WRITTEN EXERCISE: Return all lines with the word "cycling" in them.

PROVIDED INFORMATION:
---+---
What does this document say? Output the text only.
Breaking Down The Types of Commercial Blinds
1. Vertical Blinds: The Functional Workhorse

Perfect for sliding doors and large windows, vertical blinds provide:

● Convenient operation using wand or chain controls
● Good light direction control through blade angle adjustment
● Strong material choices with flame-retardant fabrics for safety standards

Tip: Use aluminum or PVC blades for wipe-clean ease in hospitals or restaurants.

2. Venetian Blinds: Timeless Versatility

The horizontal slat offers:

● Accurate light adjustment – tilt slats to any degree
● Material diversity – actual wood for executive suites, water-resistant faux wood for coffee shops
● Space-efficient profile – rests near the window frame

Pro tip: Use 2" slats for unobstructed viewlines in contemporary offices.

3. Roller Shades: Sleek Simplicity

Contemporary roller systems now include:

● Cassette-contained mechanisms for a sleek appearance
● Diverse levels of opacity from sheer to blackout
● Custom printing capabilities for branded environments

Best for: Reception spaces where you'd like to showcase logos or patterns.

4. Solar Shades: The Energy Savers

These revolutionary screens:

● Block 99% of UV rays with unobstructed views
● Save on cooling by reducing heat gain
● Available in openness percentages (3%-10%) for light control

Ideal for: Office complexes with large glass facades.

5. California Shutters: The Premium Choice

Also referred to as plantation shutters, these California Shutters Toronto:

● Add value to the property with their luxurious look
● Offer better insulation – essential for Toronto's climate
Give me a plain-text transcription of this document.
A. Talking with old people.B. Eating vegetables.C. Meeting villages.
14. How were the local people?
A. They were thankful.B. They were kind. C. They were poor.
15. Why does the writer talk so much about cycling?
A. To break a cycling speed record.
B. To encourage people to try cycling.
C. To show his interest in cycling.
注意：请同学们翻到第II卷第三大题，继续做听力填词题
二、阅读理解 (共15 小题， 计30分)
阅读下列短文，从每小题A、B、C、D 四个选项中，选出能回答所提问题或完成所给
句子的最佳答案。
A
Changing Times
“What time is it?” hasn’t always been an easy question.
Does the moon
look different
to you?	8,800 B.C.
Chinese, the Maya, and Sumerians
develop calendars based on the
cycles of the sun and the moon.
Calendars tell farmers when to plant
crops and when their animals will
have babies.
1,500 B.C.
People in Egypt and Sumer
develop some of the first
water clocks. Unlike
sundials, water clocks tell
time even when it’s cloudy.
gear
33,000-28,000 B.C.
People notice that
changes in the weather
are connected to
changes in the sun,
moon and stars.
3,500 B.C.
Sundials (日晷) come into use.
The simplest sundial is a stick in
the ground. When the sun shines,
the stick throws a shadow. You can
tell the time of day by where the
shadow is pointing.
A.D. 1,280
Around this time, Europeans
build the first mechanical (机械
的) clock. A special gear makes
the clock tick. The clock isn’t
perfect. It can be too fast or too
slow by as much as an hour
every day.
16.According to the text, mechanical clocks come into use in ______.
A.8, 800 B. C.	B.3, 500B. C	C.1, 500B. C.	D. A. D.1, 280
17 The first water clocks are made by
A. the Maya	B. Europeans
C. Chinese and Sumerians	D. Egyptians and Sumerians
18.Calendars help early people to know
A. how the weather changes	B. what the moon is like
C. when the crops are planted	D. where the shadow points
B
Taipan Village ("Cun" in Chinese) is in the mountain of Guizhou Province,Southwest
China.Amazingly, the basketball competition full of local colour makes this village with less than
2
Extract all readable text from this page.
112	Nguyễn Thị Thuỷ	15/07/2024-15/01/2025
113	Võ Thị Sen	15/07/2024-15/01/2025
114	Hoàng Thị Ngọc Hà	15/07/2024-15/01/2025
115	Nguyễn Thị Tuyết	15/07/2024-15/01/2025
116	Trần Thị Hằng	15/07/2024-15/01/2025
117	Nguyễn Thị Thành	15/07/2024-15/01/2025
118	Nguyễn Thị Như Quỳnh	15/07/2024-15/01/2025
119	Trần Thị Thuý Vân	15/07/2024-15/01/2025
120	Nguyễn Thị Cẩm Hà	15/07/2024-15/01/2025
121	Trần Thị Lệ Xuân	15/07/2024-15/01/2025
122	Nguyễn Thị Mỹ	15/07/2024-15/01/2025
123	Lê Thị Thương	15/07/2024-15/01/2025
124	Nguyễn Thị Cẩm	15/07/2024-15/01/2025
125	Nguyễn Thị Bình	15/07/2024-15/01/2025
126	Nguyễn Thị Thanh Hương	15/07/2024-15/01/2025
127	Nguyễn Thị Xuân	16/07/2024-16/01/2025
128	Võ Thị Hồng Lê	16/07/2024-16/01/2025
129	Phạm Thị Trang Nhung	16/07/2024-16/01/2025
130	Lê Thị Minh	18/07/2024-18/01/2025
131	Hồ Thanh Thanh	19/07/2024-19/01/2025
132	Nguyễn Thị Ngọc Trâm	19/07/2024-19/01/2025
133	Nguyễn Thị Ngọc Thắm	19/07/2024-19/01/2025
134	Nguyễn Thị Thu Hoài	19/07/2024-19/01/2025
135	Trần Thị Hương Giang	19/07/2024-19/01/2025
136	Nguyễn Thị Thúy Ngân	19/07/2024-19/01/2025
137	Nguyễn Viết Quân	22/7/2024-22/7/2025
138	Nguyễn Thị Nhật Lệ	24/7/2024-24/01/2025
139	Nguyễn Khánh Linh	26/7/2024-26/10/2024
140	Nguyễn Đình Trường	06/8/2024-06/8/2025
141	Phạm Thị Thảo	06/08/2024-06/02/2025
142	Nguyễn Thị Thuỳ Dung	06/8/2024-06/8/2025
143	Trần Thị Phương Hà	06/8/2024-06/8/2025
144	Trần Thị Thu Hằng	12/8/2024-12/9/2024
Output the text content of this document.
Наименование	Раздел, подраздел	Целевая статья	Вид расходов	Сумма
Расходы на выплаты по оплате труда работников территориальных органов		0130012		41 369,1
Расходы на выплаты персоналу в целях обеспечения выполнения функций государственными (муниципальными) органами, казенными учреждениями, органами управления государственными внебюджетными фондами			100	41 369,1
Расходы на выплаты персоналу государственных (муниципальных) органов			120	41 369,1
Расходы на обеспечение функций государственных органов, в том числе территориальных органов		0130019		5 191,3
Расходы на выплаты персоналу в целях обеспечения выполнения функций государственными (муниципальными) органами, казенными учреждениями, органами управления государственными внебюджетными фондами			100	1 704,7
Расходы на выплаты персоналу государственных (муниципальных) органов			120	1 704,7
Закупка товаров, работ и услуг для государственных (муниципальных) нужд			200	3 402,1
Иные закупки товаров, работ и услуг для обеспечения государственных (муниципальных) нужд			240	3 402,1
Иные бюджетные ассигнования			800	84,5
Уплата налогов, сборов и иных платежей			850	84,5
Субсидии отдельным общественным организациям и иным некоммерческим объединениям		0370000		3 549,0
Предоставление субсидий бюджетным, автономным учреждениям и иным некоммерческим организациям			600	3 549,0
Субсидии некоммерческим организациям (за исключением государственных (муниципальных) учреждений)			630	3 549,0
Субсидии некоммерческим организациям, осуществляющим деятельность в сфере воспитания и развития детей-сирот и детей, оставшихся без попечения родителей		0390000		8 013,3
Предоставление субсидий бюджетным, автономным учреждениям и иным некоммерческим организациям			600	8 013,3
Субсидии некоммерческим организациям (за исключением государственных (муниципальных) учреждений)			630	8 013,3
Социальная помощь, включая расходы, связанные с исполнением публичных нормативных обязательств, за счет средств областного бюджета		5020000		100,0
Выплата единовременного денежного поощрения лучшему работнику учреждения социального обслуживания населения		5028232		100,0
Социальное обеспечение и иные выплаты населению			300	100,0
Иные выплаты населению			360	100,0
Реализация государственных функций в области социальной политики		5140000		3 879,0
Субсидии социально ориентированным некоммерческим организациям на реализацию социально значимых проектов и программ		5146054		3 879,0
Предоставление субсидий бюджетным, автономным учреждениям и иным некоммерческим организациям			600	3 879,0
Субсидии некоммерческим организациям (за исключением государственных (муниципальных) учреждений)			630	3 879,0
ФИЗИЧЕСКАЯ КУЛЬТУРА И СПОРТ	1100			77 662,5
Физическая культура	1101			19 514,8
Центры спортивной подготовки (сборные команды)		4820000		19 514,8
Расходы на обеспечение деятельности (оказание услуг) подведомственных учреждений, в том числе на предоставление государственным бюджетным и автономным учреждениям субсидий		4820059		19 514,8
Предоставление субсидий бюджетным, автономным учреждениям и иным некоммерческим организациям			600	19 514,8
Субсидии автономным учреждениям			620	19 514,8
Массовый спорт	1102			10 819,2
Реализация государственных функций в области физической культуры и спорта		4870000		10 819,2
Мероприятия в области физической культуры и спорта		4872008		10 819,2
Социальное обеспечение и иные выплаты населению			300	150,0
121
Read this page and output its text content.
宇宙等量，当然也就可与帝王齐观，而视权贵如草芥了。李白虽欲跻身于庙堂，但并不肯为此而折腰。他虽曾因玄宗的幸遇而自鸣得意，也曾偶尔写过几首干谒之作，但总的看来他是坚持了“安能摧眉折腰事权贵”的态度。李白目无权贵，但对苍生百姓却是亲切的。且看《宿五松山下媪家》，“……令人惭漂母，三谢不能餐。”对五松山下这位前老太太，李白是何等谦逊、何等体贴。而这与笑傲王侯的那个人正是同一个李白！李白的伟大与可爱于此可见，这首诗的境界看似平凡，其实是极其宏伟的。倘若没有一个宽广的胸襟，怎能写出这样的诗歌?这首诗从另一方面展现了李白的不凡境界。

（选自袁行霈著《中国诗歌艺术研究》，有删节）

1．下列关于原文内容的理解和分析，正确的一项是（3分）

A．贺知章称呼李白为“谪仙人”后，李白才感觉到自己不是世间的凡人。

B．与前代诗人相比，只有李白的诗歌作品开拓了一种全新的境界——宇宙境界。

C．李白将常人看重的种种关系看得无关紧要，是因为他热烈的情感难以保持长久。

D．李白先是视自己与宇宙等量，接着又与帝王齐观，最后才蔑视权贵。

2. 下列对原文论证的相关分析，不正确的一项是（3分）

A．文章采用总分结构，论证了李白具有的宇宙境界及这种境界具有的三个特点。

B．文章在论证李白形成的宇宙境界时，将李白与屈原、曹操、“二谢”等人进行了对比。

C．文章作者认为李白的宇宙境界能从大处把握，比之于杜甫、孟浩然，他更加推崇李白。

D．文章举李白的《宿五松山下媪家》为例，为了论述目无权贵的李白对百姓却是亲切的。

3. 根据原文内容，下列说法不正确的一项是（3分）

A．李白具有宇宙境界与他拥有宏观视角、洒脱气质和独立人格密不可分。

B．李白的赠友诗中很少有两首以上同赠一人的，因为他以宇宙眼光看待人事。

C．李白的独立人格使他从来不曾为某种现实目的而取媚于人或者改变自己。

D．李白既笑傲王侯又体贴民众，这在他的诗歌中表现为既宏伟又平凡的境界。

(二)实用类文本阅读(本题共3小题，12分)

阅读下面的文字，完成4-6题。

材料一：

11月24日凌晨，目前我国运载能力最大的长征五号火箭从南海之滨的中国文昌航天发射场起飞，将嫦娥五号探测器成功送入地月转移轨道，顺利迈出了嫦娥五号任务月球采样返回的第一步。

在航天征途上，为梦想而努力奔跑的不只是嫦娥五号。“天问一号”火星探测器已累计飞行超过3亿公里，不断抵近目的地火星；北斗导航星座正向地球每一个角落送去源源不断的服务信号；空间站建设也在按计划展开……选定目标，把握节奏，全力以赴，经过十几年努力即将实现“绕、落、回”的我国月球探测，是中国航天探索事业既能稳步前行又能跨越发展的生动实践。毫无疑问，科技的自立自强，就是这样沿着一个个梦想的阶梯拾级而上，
---+---
REPLY:
15. Why does the writer talk so much about cycling?
A. To break a cycling speed record.
B. To encourage people to try cycling.
C. To show his interest in cycling.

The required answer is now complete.